··· Material to process

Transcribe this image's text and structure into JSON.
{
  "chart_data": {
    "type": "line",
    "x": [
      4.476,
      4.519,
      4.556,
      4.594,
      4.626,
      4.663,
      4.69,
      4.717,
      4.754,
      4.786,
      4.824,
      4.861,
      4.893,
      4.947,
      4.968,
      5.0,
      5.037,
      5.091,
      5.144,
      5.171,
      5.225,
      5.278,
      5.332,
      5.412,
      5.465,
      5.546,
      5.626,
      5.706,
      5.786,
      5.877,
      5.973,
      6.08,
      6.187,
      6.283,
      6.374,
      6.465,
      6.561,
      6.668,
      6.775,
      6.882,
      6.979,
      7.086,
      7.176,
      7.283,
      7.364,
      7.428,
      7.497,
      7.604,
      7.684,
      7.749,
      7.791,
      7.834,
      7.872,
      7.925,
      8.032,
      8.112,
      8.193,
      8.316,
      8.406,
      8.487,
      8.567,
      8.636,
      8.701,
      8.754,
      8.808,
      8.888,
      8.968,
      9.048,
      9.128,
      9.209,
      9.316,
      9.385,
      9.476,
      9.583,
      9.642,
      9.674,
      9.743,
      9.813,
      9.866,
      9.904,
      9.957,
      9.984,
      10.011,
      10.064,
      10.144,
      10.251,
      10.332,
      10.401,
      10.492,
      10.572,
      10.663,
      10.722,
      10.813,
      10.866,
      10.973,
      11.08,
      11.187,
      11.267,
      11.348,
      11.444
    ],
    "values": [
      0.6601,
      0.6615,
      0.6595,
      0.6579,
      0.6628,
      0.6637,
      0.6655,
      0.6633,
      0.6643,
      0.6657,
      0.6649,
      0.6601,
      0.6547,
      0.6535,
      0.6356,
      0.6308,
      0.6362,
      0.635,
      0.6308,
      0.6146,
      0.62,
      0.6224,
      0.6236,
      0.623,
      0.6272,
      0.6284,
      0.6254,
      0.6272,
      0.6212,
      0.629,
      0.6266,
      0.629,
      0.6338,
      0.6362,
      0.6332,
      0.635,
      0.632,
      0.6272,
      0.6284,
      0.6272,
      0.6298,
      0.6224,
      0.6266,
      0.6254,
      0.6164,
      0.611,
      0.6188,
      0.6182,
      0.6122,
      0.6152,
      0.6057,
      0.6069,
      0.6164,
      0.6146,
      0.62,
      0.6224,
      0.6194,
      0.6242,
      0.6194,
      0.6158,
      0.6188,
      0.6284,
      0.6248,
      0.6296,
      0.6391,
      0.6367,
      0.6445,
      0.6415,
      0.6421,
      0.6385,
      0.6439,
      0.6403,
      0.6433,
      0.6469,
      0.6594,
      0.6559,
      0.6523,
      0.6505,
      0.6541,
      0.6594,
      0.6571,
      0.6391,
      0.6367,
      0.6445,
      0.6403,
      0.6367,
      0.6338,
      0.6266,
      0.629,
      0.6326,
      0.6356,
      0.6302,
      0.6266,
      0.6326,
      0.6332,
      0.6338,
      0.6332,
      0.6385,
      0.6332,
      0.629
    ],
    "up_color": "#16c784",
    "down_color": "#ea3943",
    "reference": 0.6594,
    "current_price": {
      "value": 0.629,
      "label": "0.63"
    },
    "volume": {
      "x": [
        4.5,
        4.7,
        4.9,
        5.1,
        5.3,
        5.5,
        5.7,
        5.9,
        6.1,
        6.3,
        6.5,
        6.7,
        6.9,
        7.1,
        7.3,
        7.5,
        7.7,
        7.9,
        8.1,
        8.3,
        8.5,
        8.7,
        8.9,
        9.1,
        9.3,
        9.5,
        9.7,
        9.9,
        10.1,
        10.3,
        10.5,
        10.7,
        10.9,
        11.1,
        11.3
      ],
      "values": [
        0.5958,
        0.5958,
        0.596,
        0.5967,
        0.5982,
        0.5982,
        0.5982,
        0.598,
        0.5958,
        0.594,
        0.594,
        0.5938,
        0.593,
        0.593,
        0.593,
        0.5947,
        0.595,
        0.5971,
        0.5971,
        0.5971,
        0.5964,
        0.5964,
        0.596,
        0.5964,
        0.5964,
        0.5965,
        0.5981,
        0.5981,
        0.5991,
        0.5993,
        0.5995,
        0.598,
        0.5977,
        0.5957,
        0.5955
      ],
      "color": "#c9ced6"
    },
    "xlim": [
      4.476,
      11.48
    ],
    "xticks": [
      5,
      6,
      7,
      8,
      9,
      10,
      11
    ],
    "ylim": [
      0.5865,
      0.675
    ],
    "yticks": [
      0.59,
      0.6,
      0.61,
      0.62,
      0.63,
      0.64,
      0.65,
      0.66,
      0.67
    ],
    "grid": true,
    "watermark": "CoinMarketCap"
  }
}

······

Task to complete :: Your task is to repeat the data exactly, with nothing left out.

Correct output ::
Transcribe this image's text and structure into JSON.
{
  "chart_data": {
    "type": "line",
    "x": [
      4.476,
      4.519,
      4.556,
      4.594,
      4.626,
      4.663,
      4.69,
      4.717,
      4.754,
      4.786,
      4.824,
      4.861,
      4.893,
      4.947,
      4.968,
      5.0,
      5.037,
      5.091,
      5.144,
      5.171,
      5.225,
      5.278,
      5.332,
      5.412,
      5.465,
      5.546,
      5.626,
      5.706,
      5.786,
      5.877,
      5.973,
      6.08,
      6.187,
      6.283,
      6.374,
      6.465,
      6.561,
      6.668,
      6.775,
      6.882,
      6.979,
      7.086,
      7.176,
      7.283,
      7.364,
      7.428,
      7.497,
      7.604,
      7.684,
      7.749,
      7.791,
      7.834,
      7.872,
      7.925,
      8.032,
      8.112,
      8.193,
      8.316,
      8.406,
      8.487,
      8.567,
      8.636,
      8.701,
      8.754,
      8.808,
      8.888,
      8.968,
      9.048,
      9.128,
      9.209,
      9.316,
      9.385,
      9.476,
      9.583,
      9.642,
      9.674,
      9.743,
      9.813,
      9.866,
      9.904,
      9.957,
      9.984,
      10.011,
      10.064,
      10.144,
      10.251,
      10.332,
      10.401,
      10.492,
      10.572,
      10.663,
      10.722,
      10.813,
      10.866,
      10.973,
      11.08,
      11.187,
      11.267,
      11.348,
      11.444
    ],
    "values": [
      0.6601,
      0.6615,
      0.6595,
      0.6579,
      0.6628,
      0.6637,
      0.6655,
      0.6633,
      0.6643,
      0.6657,
      0.6649,
      0.6601,
      0.6547,
      0.6535,
      0.6356,
      0.6308,
      0.6362,
      0.635,
      0.6308,
      0.6146,
      0.62,
      0.6224,
      0.6236,
      0.623,
      0.6272,
      0.6284,
      0.6254,
      0.6272,
      0.6212,
      0.629,
      0.6266,
      0.629,
      0.6338,
      0.6362,
      0.6332,
      0.635,
      0.632,
      0.6272,
      0.6284,
      0.6272,
      0.6298,
      0.6224,
      0.6266,
      0.6254,
      0.6164,
      0.611,
      0.6188,
      0.6182,
      0.6122,
      0.6152,
      0.6057,
      0.6069,
      0.6164,
      0.6146,
      0.62,
      0.6224,
      0.6194,
      0.6242,
      0.6194,
      0.6158,
      0.6188,
      0.6284,
      0.6248,
      0.6296,
      0.6391,
      0.6367,
      0.6445,
      0.6415,
      0.6421,
      0.6385,
      0.6439,
      0.6403,
      0.6433,
      0.6469,
      0.6594,
      0.6559,
      0.6523,
      0.6505,
      0.6541,
      0.6594,
      0.6571,
      0.6391,
      0.6367,
      0.6445,
      0.6403,
      0.6367,
      0.6338,
      0.6266,
      0.629,
      0.6326,
      0.6356,
      0.6302,
      0.6266,
      0.6326,
      0.6332,
      0.6338,
      0.6332,
      0.6385,
      0.6332,
      0.629
    ],
    "up_color": "#16c784",
    "down_color": "#ea3943",
    "reference": 0.6594,
    "current_price": {
      "value": 0.629,
      "label": "0.63"
    },
    "volume": {
      "x": [
        4.5,
        4.7,
        4.9,
        5.1,
        5.3,
        5.5,
        5.7,
        5.9,
        6.1,
        6.3,
        6.5,
        6.7,
        6.9,
        7.1,
        7.3,
        7.5,
        7.7,
        7.9,
        8.1,
        8.3,
        8.5,
        8.7,
        8.9,
        9.1,
        9.3,
        9.5,
        9.7,
        9.9,
        10.1,
        10.3,
        10.5,
        10.7,
        10.9,
        11.1,
        11.3
      ],
      "values": [
        0.5958,
        0.5958,
        0.596,
        0.5967,
        0.5982,
        0.5982,
        0.5982,
        0.598,
        0.5958,
        0.594,
        0.594,
        0.5938,
        0.593,
        0.593,
        0.593,
        0.5947,
        0.595,
        0.5971,
        0.5971,
        0.5971,
        0.5964,
        0.5964,
        0.596,
        0.5964,
        0.5964,
        0.5965,
        0.5981,
        0.5981,
        0.5991,
        0.5993,
        0.5995,
        0.598,
        0.5977,
        0.5957,
        0.5955
      ],
      "color": "#c9ced6"
    },
    "xlim": [
      4.476,
      11.48
    ],
    "xticks": [
      5,
      6,
      7,
      8,
      9,
      10,
      11
    ],
    "ylim": [
      0.5865,
      0.675
    ],
    "yticks": [
      0.59,
      0.6,
      0.61,
      0.62,
      0.63,
      0.64,
      0.65,
      0.66,
      0.67
    ],
    "grid": true,
    "watermark": "CoinMarketCap"
  }
}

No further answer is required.